Source document
Content starts

3. Augmented reality goes mainstream
Before smartphones existed 10 years ago, most people would consider spending five hours daily staring at your phone as crazy. In 2018, the bent-neck trend will start to reverse itself.
The mobile game Pokémon Go has unleashed a billion-dollar demand for augmented reality entertainment, and major brands are taking notice. Thanks to the introduction of affordable augmented reality glasses, our phones will remain in our pockets and Heads Up Displays (HUD) will improve how we work, shop, and play.
HUDs, best known today as the instrument gauges that fighter pilots monitor on their visors or windshields, will become a standard in consumer eyeglasses. Imagine walking down the street in a foreign country, for example, and having all of the store signs instantly translated into English thanks to your trendy sunglasses.
AR will customize in-store experiences with mannequins that match your body type and display enough virtual inventory to rival any online site. Merchants will create AR experiences with their packaging so that demonstration videos can appear when you look at the product on the shelf or celebrity spokespeople can magically stand in the aisle to pitch the product. Virtual pop-up stores can be built to appear anywhere that crowds are gathered (in a stadium, a busy street corner, or even inside a subway). These non-brick and mortar retail locations will bring new opportunities for merchants to create engaging shopping experiences anywhere with accessible bandwidth.

Content ends

Parts of the exercise
1. Using the augmented reality text, decide whether each statement below agrees with it. Answer yes or no, and quote the deciding words.
(a) Heads Up Displays are best known today from what fighter pilots use.
(b) Pokémon Go is described as a console game.
(c) Virtual pop-up stores could appear inside a subway.
2. Answer these questions from the augmented reality text.
(a) In what year will the bent-neck trend start to reverse itself?
(b) In the example of walking down a street in a foreign country, what gets translated into English?
(c) What will the in-store mannequins match?

Data listing

Content starts

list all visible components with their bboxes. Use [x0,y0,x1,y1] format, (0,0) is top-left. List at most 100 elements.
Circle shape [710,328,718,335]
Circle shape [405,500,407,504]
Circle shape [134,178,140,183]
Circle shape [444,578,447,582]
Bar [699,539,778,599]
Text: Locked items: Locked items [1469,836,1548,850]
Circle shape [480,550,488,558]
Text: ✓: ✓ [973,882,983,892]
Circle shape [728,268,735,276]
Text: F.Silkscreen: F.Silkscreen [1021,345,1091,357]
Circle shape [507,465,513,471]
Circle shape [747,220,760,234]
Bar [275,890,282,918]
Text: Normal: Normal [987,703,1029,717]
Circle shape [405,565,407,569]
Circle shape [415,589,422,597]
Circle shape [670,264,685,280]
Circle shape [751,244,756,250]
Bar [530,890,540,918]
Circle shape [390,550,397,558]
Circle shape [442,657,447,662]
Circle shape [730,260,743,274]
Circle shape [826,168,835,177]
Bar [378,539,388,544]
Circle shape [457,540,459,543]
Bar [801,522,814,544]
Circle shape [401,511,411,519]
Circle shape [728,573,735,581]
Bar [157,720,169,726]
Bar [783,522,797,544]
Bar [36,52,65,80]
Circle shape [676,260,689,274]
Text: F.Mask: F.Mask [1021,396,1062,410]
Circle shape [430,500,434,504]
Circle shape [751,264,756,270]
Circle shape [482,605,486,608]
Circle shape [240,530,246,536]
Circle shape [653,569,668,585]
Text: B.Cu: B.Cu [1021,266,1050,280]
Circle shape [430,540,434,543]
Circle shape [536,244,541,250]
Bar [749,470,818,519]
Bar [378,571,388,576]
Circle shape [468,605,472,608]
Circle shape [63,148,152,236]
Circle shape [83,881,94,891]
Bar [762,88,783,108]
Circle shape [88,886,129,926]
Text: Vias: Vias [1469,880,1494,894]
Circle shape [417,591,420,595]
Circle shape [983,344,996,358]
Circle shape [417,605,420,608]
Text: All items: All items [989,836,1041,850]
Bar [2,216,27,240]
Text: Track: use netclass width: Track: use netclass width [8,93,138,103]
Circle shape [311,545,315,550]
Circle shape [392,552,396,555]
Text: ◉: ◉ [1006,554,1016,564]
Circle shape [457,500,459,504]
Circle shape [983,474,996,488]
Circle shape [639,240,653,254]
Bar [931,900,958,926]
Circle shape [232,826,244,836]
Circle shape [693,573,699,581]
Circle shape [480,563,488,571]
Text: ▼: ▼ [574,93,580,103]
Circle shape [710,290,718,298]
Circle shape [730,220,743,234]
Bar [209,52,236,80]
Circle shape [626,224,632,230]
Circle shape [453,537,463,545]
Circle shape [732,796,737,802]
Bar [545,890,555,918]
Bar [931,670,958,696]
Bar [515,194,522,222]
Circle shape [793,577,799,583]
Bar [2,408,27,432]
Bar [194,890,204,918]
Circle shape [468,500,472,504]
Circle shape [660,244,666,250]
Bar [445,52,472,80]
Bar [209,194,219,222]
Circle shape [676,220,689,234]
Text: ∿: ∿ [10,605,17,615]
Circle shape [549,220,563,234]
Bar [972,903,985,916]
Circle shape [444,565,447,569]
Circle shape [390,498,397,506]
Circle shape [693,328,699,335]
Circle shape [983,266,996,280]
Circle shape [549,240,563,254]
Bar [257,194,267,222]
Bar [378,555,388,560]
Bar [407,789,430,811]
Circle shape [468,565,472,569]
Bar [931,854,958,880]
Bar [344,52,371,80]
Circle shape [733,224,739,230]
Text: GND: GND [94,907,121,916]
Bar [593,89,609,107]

Content ends

Task-by-task outputs
1.
(a) Yes: "best known today as the instrument gauges that fighter pilots monitor on their visors or windshields"
(b) No: "The mobile game Pokémon Go"
(c) Yes: "in a stadium, a busy street corner, or even inside a subway"

2.
(a) 2018
(b) All of the store signs
(c) Your body type